# REQUEST
Collect each line containing "color".

[Stored items]
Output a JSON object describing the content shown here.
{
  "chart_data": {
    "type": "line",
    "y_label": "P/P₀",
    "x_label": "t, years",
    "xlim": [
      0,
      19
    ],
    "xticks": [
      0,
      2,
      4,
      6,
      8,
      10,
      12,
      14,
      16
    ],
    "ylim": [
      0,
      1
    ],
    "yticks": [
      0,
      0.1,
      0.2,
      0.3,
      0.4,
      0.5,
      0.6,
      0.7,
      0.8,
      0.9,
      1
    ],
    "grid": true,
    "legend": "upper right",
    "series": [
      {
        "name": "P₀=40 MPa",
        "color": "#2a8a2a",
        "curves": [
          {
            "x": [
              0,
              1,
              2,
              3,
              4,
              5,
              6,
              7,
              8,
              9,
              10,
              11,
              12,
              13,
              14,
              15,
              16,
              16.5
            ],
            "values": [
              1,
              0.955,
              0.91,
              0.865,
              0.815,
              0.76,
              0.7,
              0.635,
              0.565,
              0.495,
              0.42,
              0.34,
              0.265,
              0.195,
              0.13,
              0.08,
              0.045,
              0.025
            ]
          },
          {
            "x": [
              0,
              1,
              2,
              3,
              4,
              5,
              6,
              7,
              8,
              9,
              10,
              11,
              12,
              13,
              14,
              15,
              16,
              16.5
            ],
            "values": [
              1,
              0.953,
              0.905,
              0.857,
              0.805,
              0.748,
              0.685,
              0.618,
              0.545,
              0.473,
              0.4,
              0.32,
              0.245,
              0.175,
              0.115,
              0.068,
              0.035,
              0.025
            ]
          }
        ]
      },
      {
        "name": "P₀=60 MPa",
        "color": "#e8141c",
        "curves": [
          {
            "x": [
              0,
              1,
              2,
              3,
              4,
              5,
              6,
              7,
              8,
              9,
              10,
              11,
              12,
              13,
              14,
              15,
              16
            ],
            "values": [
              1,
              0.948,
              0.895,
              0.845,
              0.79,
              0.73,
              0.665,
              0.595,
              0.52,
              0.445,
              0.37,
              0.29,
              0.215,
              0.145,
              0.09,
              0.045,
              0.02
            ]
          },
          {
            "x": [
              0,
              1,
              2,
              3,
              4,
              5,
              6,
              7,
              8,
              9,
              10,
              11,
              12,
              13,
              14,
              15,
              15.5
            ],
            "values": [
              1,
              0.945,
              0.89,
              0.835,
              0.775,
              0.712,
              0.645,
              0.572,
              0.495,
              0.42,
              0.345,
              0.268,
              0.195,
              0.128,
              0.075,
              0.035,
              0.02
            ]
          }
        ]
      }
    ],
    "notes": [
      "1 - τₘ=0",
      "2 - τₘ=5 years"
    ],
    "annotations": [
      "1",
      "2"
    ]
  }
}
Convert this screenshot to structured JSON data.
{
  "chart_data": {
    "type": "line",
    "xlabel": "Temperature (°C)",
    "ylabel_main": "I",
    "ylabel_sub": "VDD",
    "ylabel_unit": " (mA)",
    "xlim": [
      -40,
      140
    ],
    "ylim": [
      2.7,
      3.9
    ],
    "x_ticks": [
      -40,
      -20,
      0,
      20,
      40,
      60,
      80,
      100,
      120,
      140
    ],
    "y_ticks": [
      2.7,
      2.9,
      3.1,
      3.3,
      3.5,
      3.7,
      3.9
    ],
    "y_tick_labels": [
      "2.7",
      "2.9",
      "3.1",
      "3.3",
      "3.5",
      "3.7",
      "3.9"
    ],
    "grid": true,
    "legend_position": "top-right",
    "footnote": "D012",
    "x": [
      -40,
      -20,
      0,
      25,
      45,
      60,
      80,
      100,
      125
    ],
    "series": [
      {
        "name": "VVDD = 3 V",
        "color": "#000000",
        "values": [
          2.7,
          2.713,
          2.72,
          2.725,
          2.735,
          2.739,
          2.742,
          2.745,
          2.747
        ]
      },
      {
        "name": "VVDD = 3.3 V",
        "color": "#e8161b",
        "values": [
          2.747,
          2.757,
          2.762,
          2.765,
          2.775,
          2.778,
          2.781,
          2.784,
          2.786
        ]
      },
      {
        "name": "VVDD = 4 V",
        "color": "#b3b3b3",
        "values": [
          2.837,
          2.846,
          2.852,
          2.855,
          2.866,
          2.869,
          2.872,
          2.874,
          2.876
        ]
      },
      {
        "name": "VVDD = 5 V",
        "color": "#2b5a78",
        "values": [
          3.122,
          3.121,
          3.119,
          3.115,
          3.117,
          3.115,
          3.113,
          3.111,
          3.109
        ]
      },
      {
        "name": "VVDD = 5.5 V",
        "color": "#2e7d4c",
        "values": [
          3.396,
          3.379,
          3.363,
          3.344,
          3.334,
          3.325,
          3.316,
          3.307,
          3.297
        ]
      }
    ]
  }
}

# COMPLETE RESPONSE
        "color": "#2a8a2a",
        "color": "#e8141c",
        "color": "#000000",
        "color": "#e8161b",
        "color": "#b3b3b3",
        "color": "#2b5a78",
        "color": "#2e7d4c",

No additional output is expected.